» **Data**:

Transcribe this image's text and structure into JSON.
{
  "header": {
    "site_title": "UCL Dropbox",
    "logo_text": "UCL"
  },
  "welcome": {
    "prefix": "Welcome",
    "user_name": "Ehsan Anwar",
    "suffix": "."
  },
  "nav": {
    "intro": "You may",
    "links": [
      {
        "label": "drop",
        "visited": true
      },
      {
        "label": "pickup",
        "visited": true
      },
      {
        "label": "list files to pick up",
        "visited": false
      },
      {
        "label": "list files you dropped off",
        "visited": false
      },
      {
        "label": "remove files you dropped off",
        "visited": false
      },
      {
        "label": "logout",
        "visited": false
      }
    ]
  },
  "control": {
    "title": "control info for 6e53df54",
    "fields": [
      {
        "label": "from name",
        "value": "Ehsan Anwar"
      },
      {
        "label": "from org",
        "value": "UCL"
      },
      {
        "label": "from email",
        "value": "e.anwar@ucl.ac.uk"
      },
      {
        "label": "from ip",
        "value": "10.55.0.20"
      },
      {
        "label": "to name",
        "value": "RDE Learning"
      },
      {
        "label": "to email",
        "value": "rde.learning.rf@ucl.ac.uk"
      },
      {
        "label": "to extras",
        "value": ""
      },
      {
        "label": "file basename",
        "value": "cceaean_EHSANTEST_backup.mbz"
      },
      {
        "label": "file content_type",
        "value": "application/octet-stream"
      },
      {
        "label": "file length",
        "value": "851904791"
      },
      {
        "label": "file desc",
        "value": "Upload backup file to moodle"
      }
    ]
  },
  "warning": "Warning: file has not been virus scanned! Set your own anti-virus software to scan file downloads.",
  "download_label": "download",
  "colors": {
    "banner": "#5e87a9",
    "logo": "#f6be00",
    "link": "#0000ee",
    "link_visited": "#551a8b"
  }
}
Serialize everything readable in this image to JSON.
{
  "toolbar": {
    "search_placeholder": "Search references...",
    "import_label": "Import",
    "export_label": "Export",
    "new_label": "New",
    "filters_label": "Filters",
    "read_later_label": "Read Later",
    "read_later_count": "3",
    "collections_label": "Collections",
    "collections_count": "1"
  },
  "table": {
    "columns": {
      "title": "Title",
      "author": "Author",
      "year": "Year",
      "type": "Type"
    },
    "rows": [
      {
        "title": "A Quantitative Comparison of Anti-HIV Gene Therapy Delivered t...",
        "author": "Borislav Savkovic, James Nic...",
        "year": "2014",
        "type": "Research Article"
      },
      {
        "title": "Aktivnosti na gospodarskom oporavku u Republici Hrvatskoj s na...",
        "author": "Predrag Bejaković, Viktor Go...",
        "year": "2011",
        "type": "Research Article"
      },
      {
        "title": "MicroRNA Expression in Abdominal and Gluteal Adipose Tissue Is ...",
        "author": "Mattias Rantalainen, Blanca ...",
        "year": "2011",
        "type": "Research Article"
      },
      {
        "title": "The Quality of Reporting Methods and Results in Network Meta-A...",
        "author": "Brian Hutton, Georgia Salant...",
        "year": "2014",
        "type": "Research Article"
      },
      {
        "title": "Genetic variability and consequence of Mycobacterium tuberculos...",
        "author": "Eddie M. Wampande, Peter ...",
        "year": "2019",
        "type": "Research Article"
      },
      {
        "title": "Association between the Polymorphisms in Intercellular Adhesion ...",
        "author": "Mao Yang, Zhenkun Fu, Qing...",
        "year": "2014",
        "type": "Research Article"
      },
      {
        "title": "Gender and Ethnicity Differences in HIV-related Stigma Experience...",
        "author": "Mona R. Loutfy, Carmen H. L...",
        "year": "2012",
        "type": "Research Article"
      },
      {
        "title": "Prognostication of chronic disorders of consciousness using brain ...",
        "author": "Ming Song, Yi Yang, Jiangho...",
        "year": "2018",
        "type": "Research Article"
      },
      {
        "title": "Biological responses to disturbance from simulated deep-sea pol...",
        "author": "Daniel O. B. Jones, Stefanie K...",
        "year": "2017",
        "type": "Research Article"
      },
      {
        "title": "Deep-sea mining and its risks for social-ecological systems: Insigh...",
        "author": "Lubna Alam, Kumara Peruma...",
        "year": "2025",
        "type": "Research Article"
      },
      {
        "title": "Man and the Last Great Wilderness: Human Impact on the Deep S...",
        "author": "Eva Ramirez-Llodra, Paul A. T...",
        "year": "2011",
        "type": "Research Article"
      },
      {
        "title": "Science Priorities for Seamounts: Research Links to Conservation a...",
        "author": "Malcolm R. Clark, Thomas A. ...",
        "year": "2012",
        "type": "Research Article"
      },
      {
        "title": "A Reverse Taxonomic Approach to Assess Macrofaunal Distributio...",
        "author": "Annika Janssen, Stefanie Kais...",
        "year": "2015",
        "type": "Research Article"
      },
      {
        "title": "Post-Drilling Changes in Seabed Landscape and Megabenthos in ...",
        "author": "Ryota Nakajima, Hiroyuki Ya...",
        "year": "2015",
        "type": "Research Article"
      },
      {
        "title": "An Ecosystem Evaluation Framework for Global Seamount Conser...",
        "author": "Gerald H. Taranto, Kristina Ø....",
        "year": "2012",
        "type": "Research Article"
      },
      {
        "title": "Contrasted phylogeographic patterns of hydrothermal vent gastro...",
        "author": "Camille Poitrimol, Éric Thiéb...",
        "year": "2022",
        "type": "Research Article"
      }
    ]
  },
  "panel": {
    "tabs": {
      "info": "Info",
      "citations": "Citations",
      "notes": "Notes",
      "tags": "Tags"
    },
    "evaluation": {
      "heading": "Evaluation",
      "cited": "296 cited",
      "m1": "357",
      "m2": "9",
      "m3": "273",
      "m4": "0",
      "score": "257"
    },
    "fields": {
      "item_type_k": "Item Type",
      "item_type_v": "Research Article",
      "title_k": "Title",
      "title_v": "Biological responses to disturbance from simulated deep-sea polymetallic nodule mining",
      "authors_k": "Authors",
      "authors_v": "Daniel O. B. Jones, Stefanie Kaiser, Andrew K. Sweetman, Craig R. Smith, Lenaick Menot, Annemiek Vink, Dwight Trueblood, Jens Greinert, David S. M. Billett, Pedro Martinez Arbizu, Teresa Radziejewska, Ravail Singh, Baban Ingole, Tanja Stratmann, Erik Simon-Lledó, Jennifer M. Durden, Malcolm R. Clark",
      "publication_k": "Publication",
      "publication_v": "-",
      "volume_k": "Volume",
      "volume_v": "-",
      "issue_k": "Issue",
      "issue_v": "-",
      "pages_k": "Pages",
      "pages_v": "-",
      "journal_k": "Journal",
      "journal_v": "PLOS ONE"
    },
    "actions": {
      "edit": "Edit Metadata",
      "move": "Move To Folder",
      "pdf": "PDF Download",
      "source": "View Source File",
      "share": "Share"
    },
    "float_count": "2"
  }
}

» **About this exercise**:
The answer should be nothing but the number of lines in this data that include "files".

» **Response to this task**:
3